JOB: Make an exact copy of each entry, leaving out every picture.

Extracted data entries:

•••••

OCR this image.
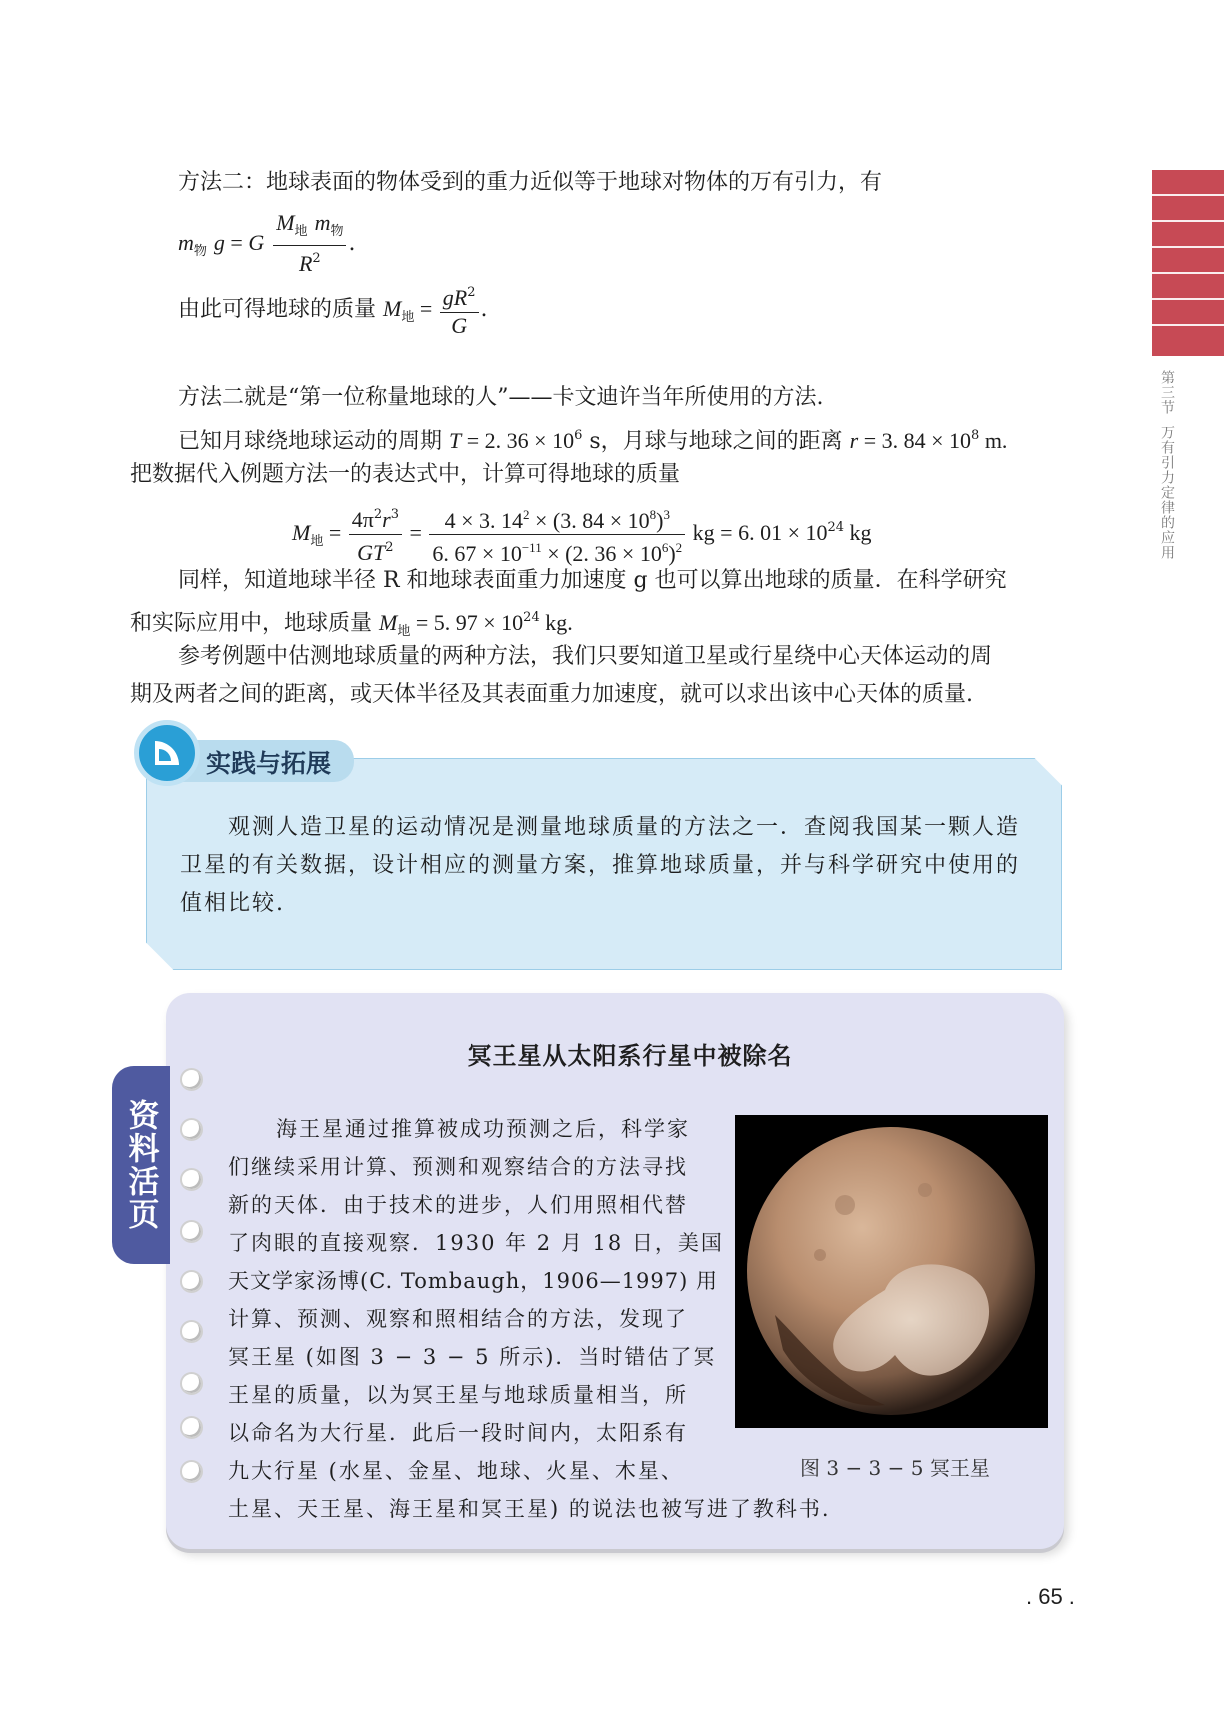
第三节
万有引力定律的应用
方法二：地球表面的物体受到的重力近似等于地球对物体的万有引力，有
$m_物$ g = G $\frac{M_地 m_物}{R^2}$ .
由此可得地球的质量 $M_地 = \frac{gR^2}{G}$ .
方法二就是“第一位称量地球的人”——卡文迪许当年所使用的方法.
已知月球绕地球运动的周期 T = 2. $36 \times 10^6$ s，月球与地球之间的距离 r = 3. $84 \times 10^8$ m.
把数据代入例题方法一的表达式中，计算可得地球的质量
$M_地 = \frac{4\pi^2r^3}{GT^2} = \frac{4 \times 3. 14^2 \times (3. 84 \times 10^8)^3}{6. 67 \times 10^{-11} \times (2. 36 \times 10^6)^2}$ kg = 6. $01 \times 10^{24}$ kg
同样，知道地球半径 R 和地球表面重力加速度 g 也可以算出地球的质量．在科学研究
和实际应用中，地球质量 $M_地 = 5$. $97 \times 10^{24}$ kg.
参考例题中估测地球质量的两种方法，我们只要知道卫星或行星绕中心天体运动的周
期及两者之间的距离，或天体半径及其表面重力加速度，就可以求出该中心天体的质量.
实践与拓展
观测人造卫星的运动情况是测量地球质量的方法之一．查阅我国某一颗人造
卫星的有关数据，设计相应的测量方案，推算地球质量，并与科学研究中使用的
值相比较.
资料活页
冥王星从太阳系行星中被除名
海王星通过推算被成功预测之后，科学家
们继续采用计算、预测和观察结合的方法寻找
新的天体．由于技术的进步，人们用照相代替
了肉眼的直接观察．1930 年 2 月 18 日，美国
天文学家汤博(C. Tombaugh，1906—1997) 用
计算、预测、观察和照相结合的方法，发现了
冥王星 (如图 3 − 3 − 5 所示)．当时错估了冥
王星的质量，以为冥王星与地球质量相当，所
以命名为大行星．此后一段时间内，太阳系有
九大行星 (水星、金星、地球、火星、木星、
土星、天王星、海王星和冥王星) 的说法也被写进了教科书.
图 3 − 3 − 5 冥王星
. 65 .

•••••

TASK RESPONSE:
OCR this image.
第三节
万有引力定律的应用
方法二：地球表面的物体受到的重力近似等于地球对物体的万有引力，有
$m_物$ g = G $\frac{M_地 m_物}{R^2}$ .
由此可得地球的质量 $M_地 = \frac{gR^2}{G}$ .
方法二就是“第一位称量地球的人”——卡文迪许当年所使用的方法.
已知月球绕地球运动的周期 T = 2. $36 \times 10^6$ s，月球与地球之间的距离 r = 3. $84 \times 10^8$ m.
把数据代入例题方法一的表达式中，计算可得地球的质量
$M_地 = \frac{4\pi^2r^3}{GT^2} = \frac{4 \times 3. 14^2 \times (3. 84 \times 10^8)^3}{6. 67 \times 10^{-11} \times (2. 36 \times 10^6)^2}$ kg = 6. $01 \times 10^{24}$ kg
同样，知道地球半径 R 和地球表面重力加速度 g 也可以算出地球的质量．在科学研究
和实际应用中，地球质量 $M_地 = 5$. $97 \times 10^{24}$ kg.
参考例题中估测地球质量的两种方法，我们只要知道卫星或行星绕中心天体运动的周
期及两者之间的距离，或天体半径及其表面重力加速度，就可以求出该中心天体的质量.
实践与拓展
观测人造卫星的运动情况是测量地球质量的方法之一．查阅我国某一颗人造
卫星的有关数据，设计相应的测量方案，推算地球质量，并与科学研究中使用的
值相比较.
资料活页
冥王星从太阳系行星中被除名
海王星通过推算被成功预测之后，科学家
们继续采用计算、预测和观察结合的方法寻找
新的天体．由于技术的进步，人们用照相代替
了肉眼的直接观察．1930 年 2 月 18 日，美国
天文学家汤博(C. Tombaugh，1906—1997) 用
计算、预测、观察和照相结合的方法，发现了
冥王星 (如图 3 − 3 − 5 所示)．当时错估了冥
王星的质量，以为冥王星与地球质量相当，所
以命名为大行星．此后一段时间内，太阳系有
九大行星 (水星、金星、地球、火星、木星、
土星、天王星、海王星和冥王星) 的说法也被写进了教科书.
图 3 − 3 − 5 冥王星
. 65 .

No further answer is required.